◆ What you should do ◆
Each line that includes "飽和脂肪" counts once; give the total and nothing besides.

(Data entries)
╔══

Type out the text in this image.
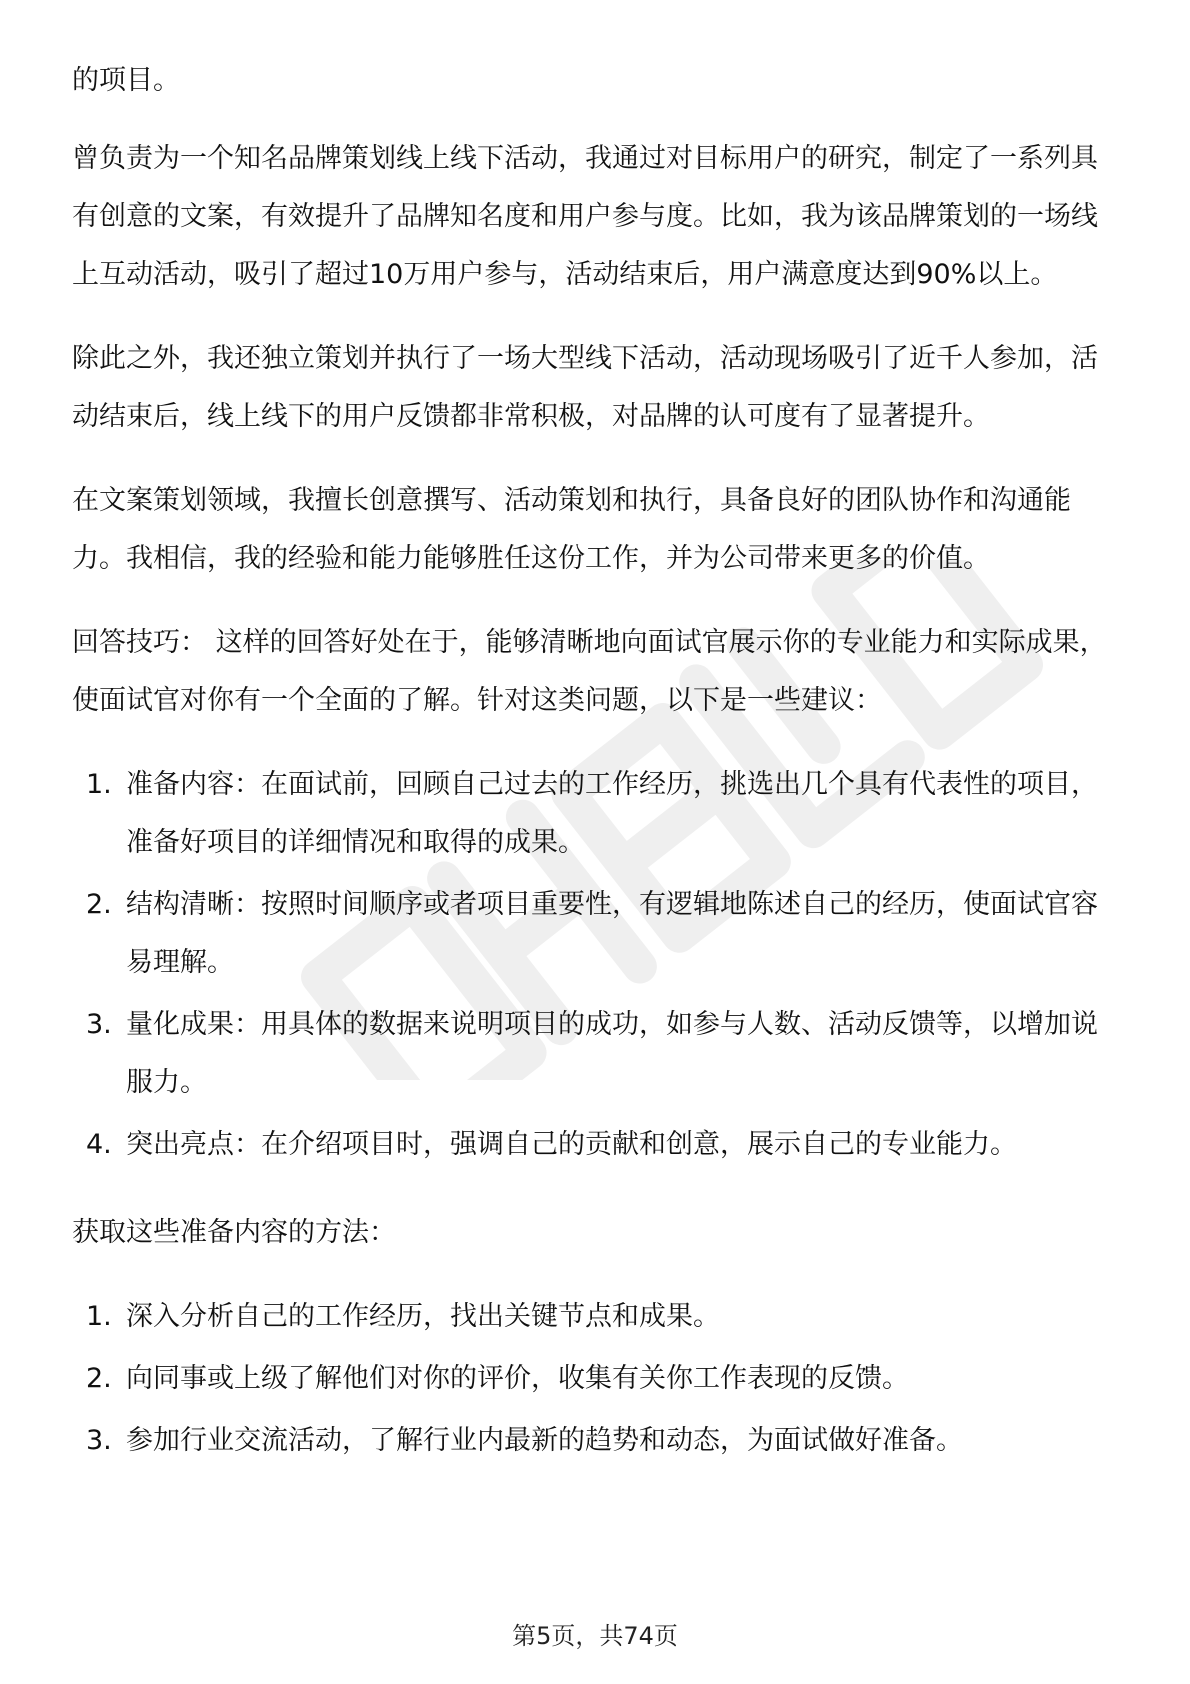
的项目。

曾负责为一个知名品牌策划线上线下活动，我通过对目标用户的研究，制定了一系列具有创意的文案，有效提升了品牌知名度和用户参与度。比如，我为该品牌策划的一场线上互动活动，吸引了超过10万用户参与，活动结束后，用户满意度达到90%以上。

除此之外，我还独立策划并执行了一场大型线下活动，活动现场吸引了近千人参加，活动结束后，线上线下的用户反馈都非常积极，对品牌的认可度有了显著提升。

在文案策划领域，我擅长创意撰写、活动策划和执行，具备良好的团队协作和沟通能力。我相信，我的经验和能力能够胜任这份工作，并为公司带来更多的价值。

回答技巧： 这样的回答好处在于，能够清晰地向面试官展示你的专业能力和实际成果，使面试官对你有一个全面的了解。针对这类问题，以下是一些建议：

1. 准备内容：在面试前，回顾自己过去的工作经历，挑选出几个具有代表性的项目，准备好项目的详细情况和取得的成果。
2. 结构清晰：按照时间顺序或者项目重要性，有逻辑地陈述自己的经历，使面试官容易理解。
3. 量化成果：用具体的数据来说明项目的成功，如参与人数、活动反馈等，以增加说服力。
4. 突出亮点：在介绍项目时，强调自己的贡献和创意，展示自己的专业能力。

获取这些准备内容的方法：

1. 深入分析自己的工作经历，找出关键节点和成果。
2. 向同事或上级了解他们对你的评价，收集有关你工作表现的反馈。
3. 参加行业交流活动，了解行业内最新的趋势和动态，为面试做好准备。
第5页，共74页
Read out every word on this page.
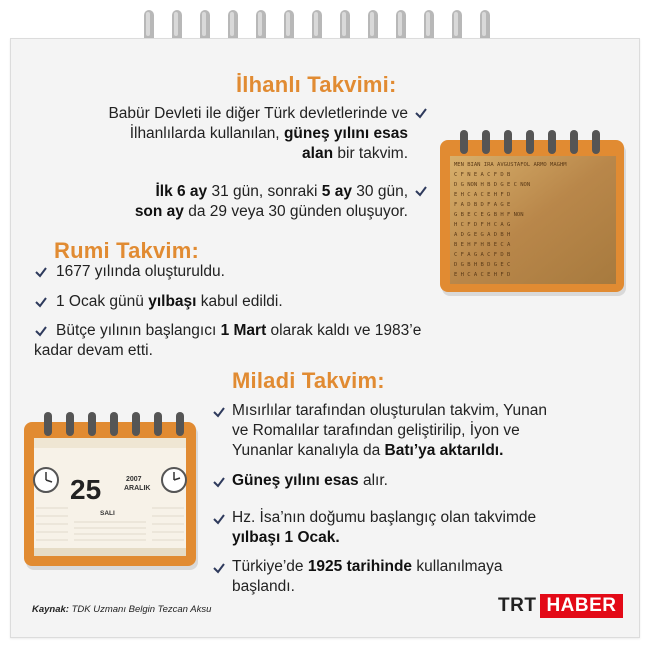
İlhanlı Takvimi:
Babür Devleti ile diğer Türk devletlerinde ve
İlhanlılarda kullanılan, güneş yılını esas
alan bir takvim.
İlk 6 ay 31 gün, sonraki 5 ay 30 gün,
son ay da 29 veya 30 günden oluşuyor.
MEN BIAN IRA AVGUSTAFOL ARMO MAGHM
C F N E A C F D B
D G NON H B D G E C NON
E H C A C E H F D
F A D B D F A G E
G B E C E G B H F NON
H C F D F H C A G
A D G E G A D B H
B E H F H B E C A
C F A G A C F D B
D G B H B D G E C
E H C A C E H F D
Rumi Takvim:
1677 yılında oluşturuldu.
1 Ocak günü yılbaşı kabul edildi.
Bütçe yılının başlangıcı 1 Mart olarak kaldı ve 1983’e
kadar devam etti.
Miladi Takvim:
Mısırlılar tarafından oluşturulan takvim, Yunan
ve Romalılar tarafından geliştirilip, İyon ve
Yunanlar kanalıyla da Batı’ya aktarıldı.
Güneş yılını esas alır.
Hz. İsa’nın doğumu başlangıç olan takvimde
yılbaşı 1 Ocak.
Türkiye’de 1925 tarihinde kullanılmaya
başlandı.
25	2007
ARALIK
SALI
Kaynak: TDK Uzmanı Belgin Tezcan Aksu	TRT HABER
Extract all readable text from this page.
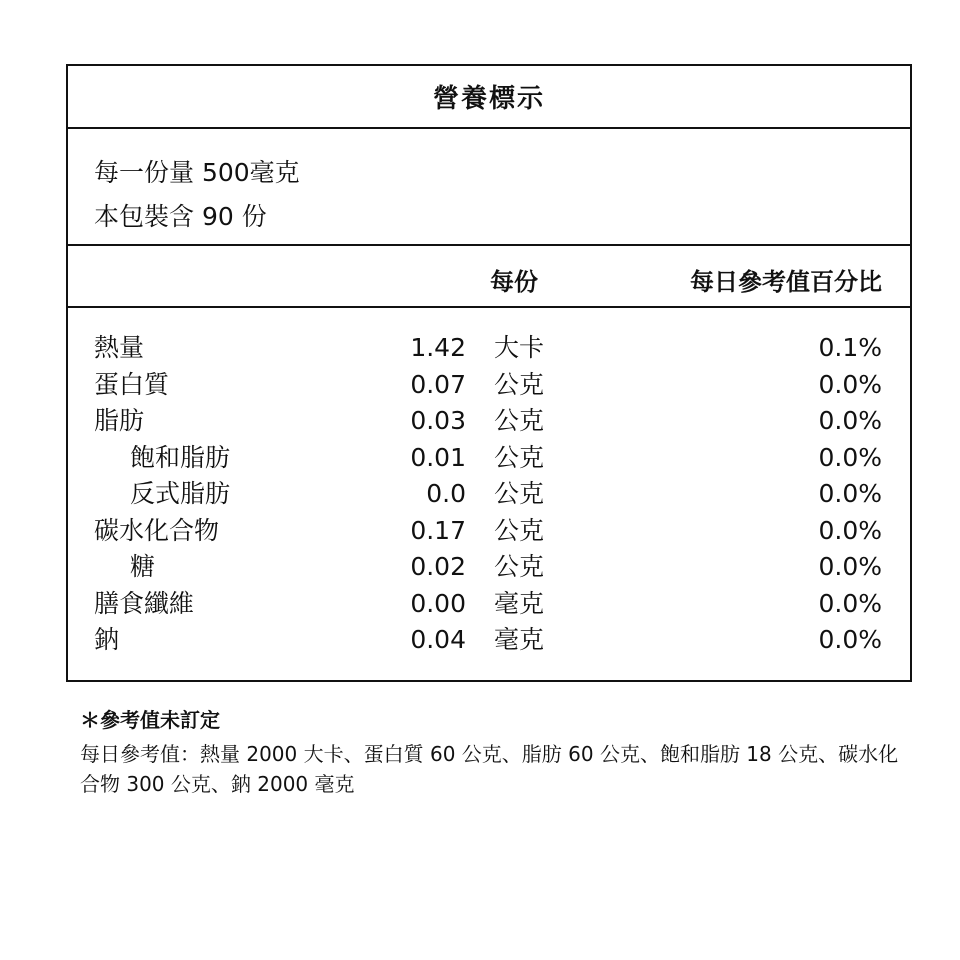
營養標示
每一份量 500毫克
本包裝含 90 份
每份	每日參考值百分比
熱量	1.42 大卡	0.1%
蛋白質	0.07 公克	0.0%
脂肪	0.03 公克	0.0%
飽和脂肪	0.01 公克	0.0%
反式脂肪	0.0 公克	0.0%
碳水化合物	0.17 公克	0.0%
糖	0.02 公克	0.0%
膳食纖維	0.00 毫克	0.0%
鈉	0.04 毫克	0.0%
＊參考值未訂定
每日參考值：熱量 2000 大卡、蛋白質 60 公克、脂肪 60 公克、飽和脂肪 18 公克、碳水化合物 300 公克、鈉 2000 毫克
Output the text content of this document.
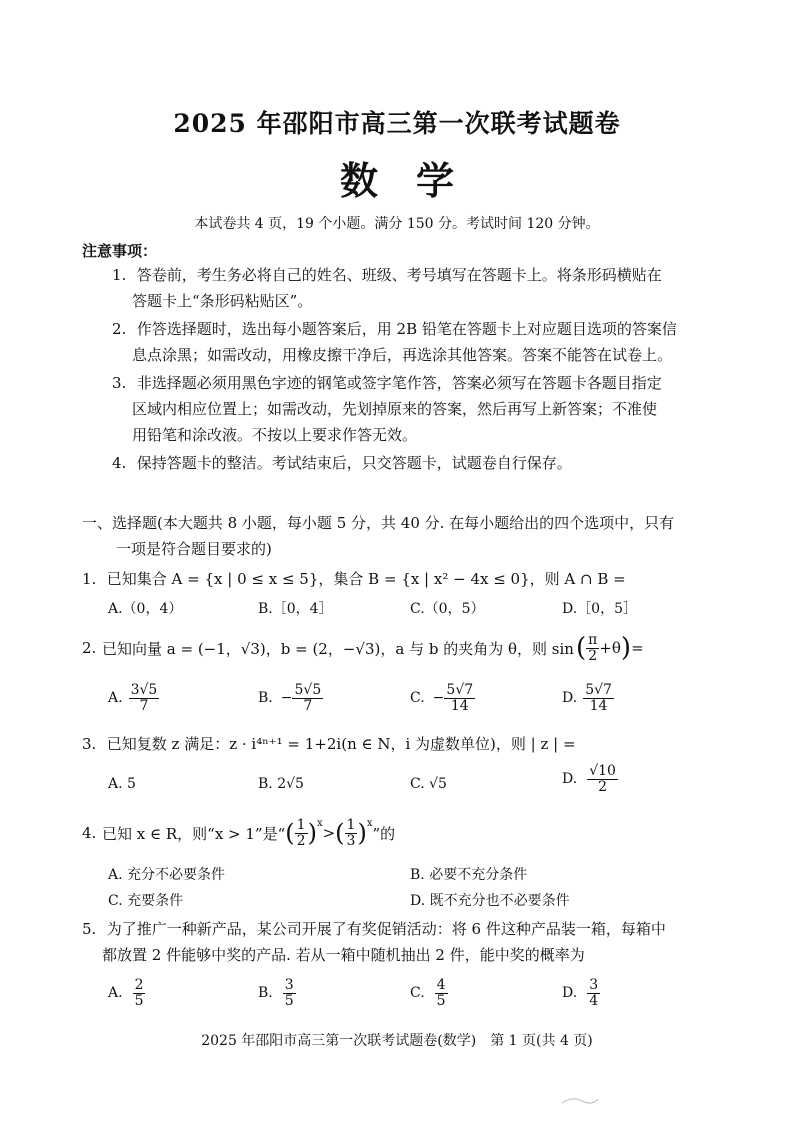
2025 年邵阳市高三第一次联考试题卷
数学
本试卷共 4 页，19 个小题。满分 150 分。考试时间 120 分钟。
注意事项：
1. 答卷前，考生务必将自己的姓名、班级、考号填写在答题卡上。将条形码横贴在
答题卡上“条形码粘贴区”。
2. 作答选择题时，选出每小题答案后，用 2B 铅笔在答题卡上对应题目选项的答案信
息点涂黑；如需改动，用橡皮擦干净后，再选涂其他答案。答案不能答在试卷上。
3. 非选择题必须用黑色字迹的钢笔或签字笔作答，答案必须写在答题卡各题目指定
区域内相应位置上；如需改动，先划掉原来的答案，然后再写上新答案；不准使
用铅笔和涂改液。不按以上要求作答无效。
4. 保持答题卡的整洁。考试结束后，只交答题卡，试题卷自行保存。
一、选择题(本大题共 8 小题，每小题 5 分，共 40 分. 在每小题给出的四个选项中，只有
一项是符合题目要求的)
1. 已知集合 A = {x | 0 ≤ x ≤ 5}，集合 B = {x | x² − 4x ≤ 0}，则 A ∩ B =
A.（0，4）	B.［0，4］	C.（0，5）	D.［0，5］
2. 已知向量 a = (−1，√3)，b = (2，−√3)，a 与 b 的夹角为 θ，则 sin ( $\frac{\pi}{2} +\theta$ ) =
A. $\frac{3√5}{7}$	B. − $\frac{5√5}{7}$	C. − $\frac{5√7}{14}$	D. $\frac{5√7}{14}$
3. 已知复数 z 满足：z · i⁴ⁿ⁺¹ = 1+2i(n ∈ N，i 为虚数单位)，则 | z | =
A. 5	B. 2√5	C. √5	D. $\frac{√10}{2}$
4. 已知 x ∈ R，则“x > 1”是“ ( $\frac{1}{2} )^x$
> ( $\frac{1}{3} )^x$
”的
A. 充分不必要条件	B. 必要不充分条件
C. 充要条件	D. 既不充分也不必要条件
5. 为了推广一种新产品，某公司开展了有奖促销活动：将 6 件这种产品装一箱，每箱中
都放置 2 件能够中奖的产品. 若从一箱中随机抽出 2 件，能中奖的概率为
A. $\frac{2}{5}$	B. $\frac{3}{5}$	C. $\frac{4}{5}$	D. $\frac{3}{4}$
2025 年邵阳市高三第一次联考试题卷(数学)　第 1 页(共 4 页)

╚══

◆ Solution ◆
2